>> Begin
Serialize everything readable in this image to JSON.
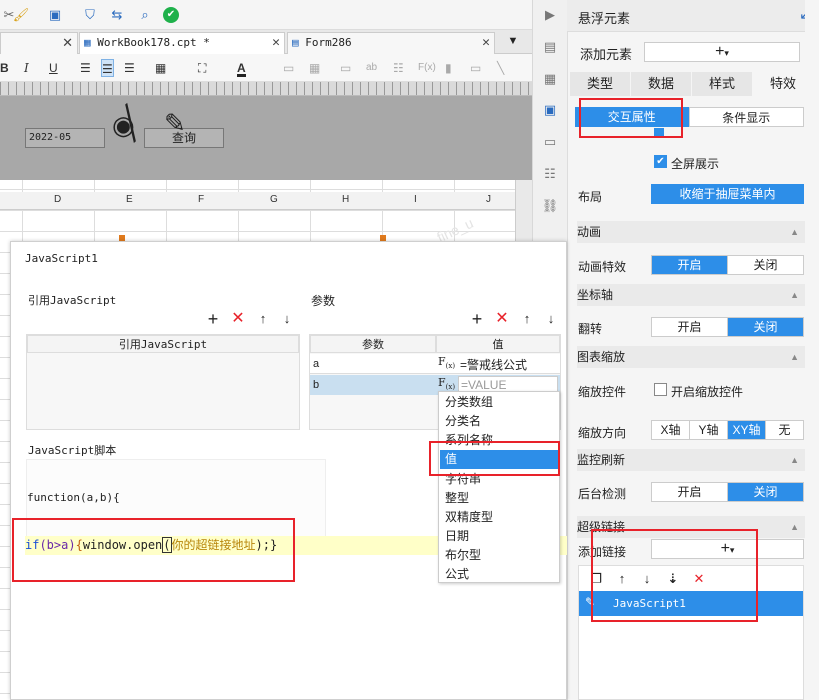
{
  "toolbar": {
    "icons": [
      "cut-icon",
      "brush-icon",
      "preview-icon",
      "shield-icon",
      "transfer-icon",
      "search-doc-icon",
      "check-icon"
    ]
  },
  "tabs": [
    {
      "label": "",
      "close": "✕"
    },
    {
      "label": "WorkBook178.cpt *",
      "close": "✕"
    },
    {
      "label": "Form286",
      "close": "✕"
    }
  ],
  "canvas": {
    "date_value": "2022-05",
    "query_label": "查询"
  },
  "columns": [
    "D",
    "E",
    "F",
    "G",
    "H",
    "I",
    "J"
  ],
  "watermark": "fine_u",
  "right_panel": {
    "title": "悬浮元素",
    "add_element_label": "添加元素",
    "add_symbol": "+",
    "tabs": [
      "类型",
      "数据",
      "样式",
      "特效"
    ],
    "subtabs": [
      "交互属性",
      "条件显示"
    ],
    "fullscreen_label": "全屏展示",
    "layout_label": "布局",
    "layout_value": "收缩于抽屉菜单内",
    "sections": {
      "animation": {
        "title": "动画",
        "row_label": "动画特效",
        "options": [
          "开启",
          "关闭"
        ],
        "selected": "开启"
      },
      "axis": {
        "title": "坐标轴",
        "row_label": "翻转",
        "options": [
          "开启",
          "关闭"
        ],
        "selected": "关闭"
      },
      "zoom": {
        "title": "图表缩放",
        "row_label": "缩放控件",
        "checkbox_label": "开启缩放控件",
        "dir_label": "缩放方向",
        "dir_options": [
          "X轴",
          "Y轴",
          "XY轴",
          "无"
        ],
        "dir_selected": "XY轴"
      },
      "monitor": {
        "title": "监控刷新",
        "row_label": "后台检测",
        "options": [
          "开启",
          "关闭"
        ],
        "selected": "关闭"
      },
      "hyperlink": {
        "title": "超级链接",
        "add_label": "添加链接",
        "item": "JavaScript1"
      }
    }
  },
  "dialog": {
    "title": "JavaScript1",
    "ref_js_section": "引用JavaScript",
    "ref_js_column": "引用JavaScript",
    "params_section": "参数",
    "param_col": "参数",
    "value_col": "值",
    "params": [
      {
        "name": "a",
        "value": "=警戒线公式"
      },
      {
        "name": "b",
        "value": "=VALUE"
      }
    ],
    "script_section": "JavaScript脚本",
    "func_sig": "function(a,b){",
    "code_kw": "if",
    "code_cond": "(b>a)",
    "code_brace": "{",
    "code_call": "window.open",
    "code_paren": "(",
    "code_str": "你的超链接地址",
    "code_tail": ");}",
    "dropdown": [
      "分类数组",
      "分类名",
      "系列名称",
      "值",
      "字符串",
      "整型",
      "双精度型",
      "日期",
      "布尔型",
      "公式"
    ],
    "dropdown_selected": "值"
  }
}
>> End
◆ **EXERCISE AIM**
In your copy of the listing above, reproduce each line exactly and omit all pictures.

◆ **SOLUTION FOR THIS EXERCISE**
Serialize everything readable in this image to JSON.
{
  "toolbar": {
    "icons": [
      "cut-icon",
      "brush-icon",
      "preview-icon",
      "shield-icon",
      "transfer-icon",
      "search-doc-icon",
      "check-icon"
    ]
  },
  "tabs": [
    {
      "label": "",
      "close": "✕"
    },
    {
      "label": "WorkBook178.cpt *",
      "close": "✕"
    },
    {
      "label": "Form286",
      "close": "✕"
    }
  ],
  "canvas": {
    "date_value": "2022-05",
    "query_label": "查询"
  },
  "columns": [
    "D",
    "E",
    "F",
    "G",
    "H",
    "I",
    "J"
  ],
  "watermark": "fine_u",
  "right_panel": {
    "title": "悬浮元素",
    "add_element_label": "添加元素",
    "add_symbol": "+",
    "tabs": [
      "类型",
      "数据",
      "样式",
      "特效"
    ],
    "subtabs": [
      "交互属性",
      "条件显示"
    ],
    "fullscreen_label": "全屏展示",
    "layout_label": "布局",
    "layout_value": "收缩于抽屉菜单内",
    "sections": {
      "animation": {
        "title": "动画",
        "row_label": "动画特效",
        "options": [
          "开启",
          "关闭"
        ],
        "selected": "开启"
      },
      "axis": {
        "title": "坐标轴",
        "row_label": "翻转",
        "options": [
          "开启",
          "关闭"
        ],
        "selected": "关闭"
      },
      "zoom": {
        "title": "图表缩放",
        "row_label": "缩放控件",
        "checkbox_label": "开启缩放控件",
        "dir_label": "缩放方向",
        "dir_options": [
          "X轴",
          "Y轴",
          "XY轴",
          "无"
        ],
        "dir_selected": "XY轴"
      },
      "monitor": {
        "title": "监控刷新",
        "row_label": "后台检测",
        "options": [
          "开启",
          "关闭"
        ],
        "selected": "关闭"
      },
      "hyperlink": {
        "title": "超级链接",
        "add_label": "添加链接",
        "item": "JavaScript1"
      }
    }
  },
  "dialog": {
    "title": "JavaScript1",
    "ref_js_section": "引用JavaScript",
    "ref_js_column": "引用JavaScript",
    "params_section": "参数",
    "param_col": "参数",
    "value_col": "值",
    "params": [
      {
        "name": "a",
        "value": "=警戒线公式"
      },
      {
        "name": "b",
        "value": "=VALUE"
      }
    ],
    "script_section": "JavaScript脚本",
    "func_sig": "function(a,b){",
    "code_kw": "if",
    "code_cond": "(b>a)",
    "code_brace": "{",
    "code_call": "window.open",
    "code_paren": "(",
    "code_str": "你的超链接地址",
    "code_tail": ");}",
    "dropdown": [
      "分类数组",
      "分类名",
      "系列名称",
      "值",
      "字符串",
      "整型",
      "双精度型",
      "日期",
      "布尔型",
      "公式"
    ],
    "dropdown_selected": "值"
  }
}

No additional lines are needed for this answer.